### SHORT EXERCISE
Determine how many lines in the entries below include "marché". The reply should be that number and nothing else.

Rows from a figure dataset

──────────

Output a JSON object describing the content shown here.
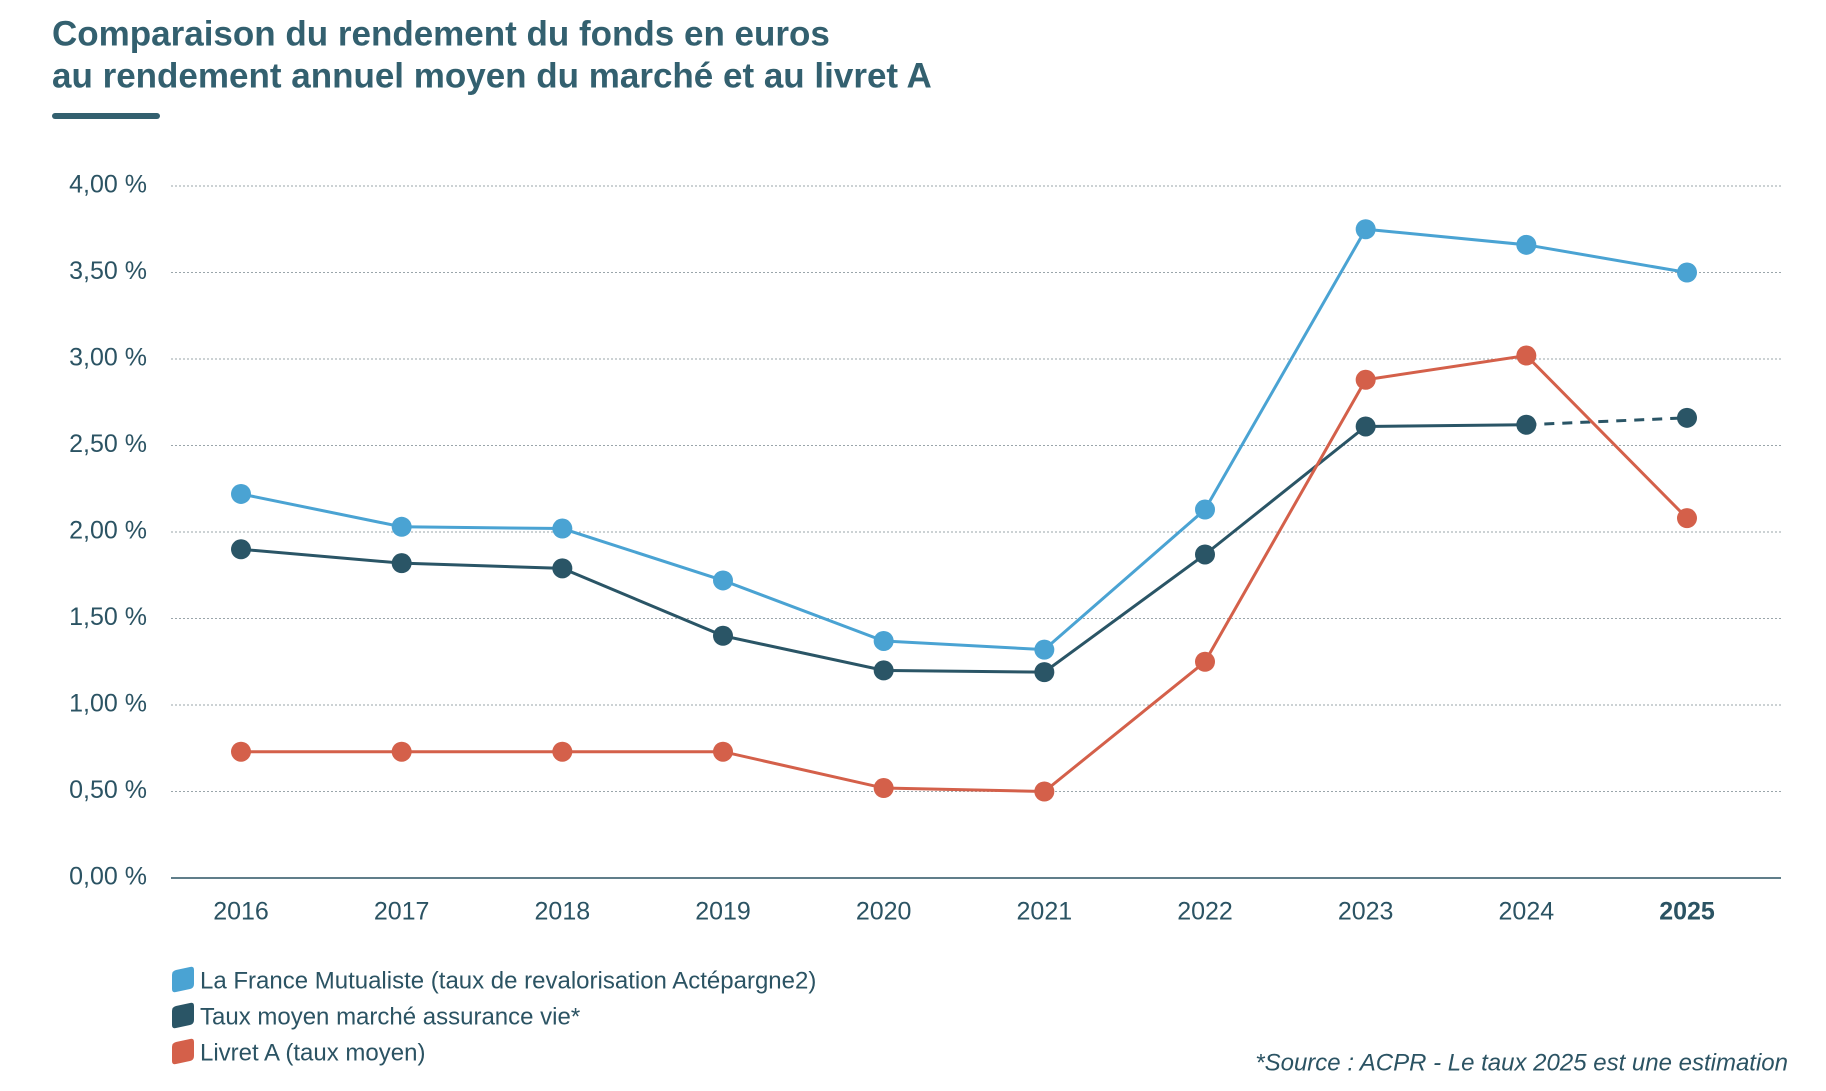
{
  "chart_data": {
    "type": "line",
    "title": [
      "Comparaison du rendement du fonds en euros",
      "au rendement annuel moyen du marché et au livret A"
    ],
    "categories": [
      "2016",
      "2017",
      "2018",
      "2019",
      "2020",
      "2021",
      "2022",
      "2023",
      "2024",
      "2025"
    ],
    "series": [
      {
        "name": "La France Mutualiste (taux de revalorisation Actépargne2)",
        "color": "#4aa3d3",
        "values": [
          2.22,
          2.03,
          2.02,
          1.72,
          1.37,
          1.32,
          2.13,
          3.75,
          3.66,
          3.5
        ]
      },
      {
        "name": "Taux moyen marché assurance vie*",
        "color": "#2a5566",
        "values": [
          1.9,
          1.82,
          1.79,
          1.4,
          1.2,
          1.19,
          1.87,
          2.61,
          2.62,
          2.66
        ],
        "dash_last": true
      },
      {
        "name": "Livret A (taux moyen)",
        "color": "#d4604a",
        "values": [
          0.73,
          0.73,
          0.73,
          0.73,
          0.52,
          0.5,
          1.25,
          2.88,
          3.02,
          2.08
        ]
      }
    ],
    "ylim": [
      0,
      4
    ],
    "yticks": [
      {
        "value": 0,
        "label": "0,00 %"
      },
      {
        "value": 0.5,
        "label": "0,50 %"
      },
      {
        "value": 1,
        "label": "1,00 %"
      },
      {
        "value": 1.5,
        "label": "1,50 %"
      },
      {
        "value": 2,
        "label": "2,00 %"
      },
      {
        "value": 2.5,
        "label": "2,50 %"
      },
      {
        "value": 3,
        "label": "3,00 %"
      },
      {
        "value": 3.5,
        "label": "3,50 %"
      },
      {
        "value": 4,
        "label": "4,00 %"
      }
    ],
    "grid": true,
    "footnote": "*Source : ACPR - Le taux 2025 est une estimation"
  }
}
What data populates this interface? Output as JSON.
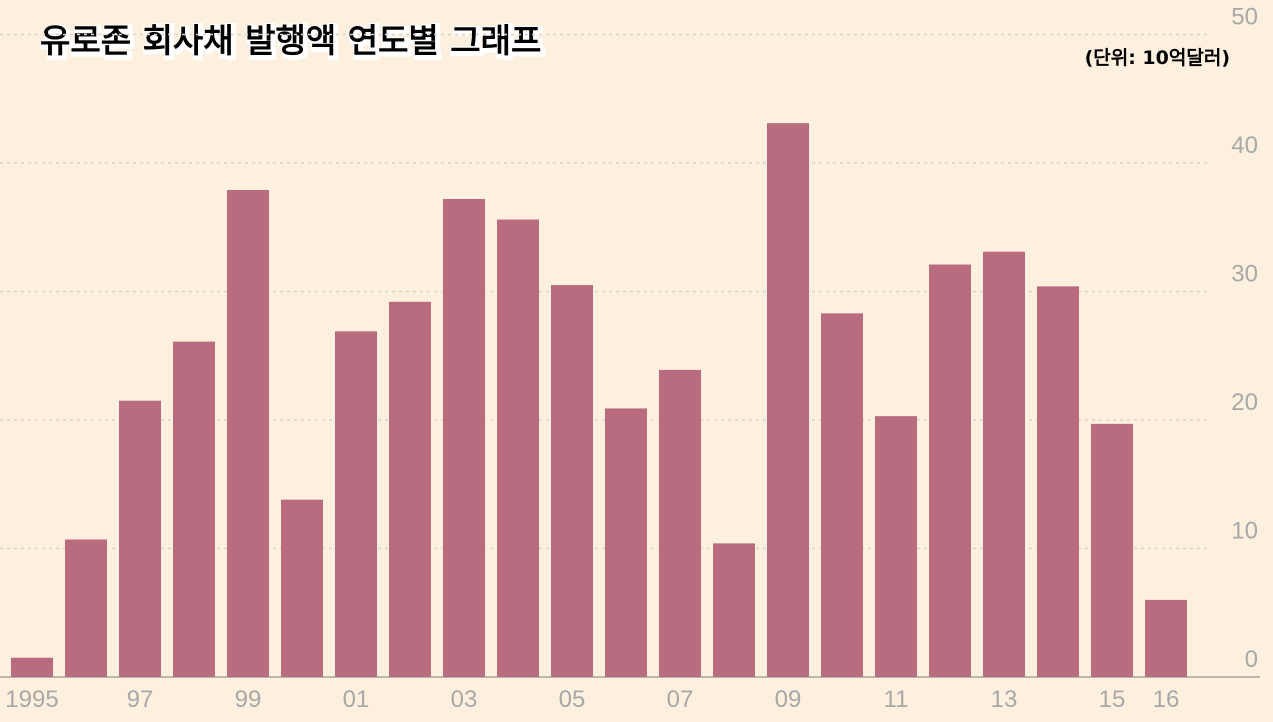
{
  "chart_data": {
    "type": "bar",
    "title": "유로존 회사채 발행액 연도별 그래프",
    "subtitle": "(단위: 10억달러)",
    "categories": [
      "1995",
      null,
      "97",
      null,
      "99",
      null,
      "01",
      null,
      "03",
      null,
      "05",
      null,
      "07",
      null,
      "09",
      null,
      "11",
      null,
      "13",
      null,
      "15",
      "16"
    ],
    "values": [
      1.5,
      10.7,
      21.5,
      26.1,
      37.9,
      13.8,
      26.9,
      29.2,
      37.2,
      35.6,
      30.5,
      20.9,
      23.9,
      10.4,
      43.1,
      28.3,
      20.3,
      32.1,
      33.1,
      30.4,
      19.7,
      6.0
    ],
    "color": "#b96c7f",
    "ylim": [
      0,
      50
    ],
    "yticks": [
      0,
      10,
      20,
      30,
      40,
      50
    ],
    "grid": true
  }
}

──────────

### WRITTEN SOLUTION
2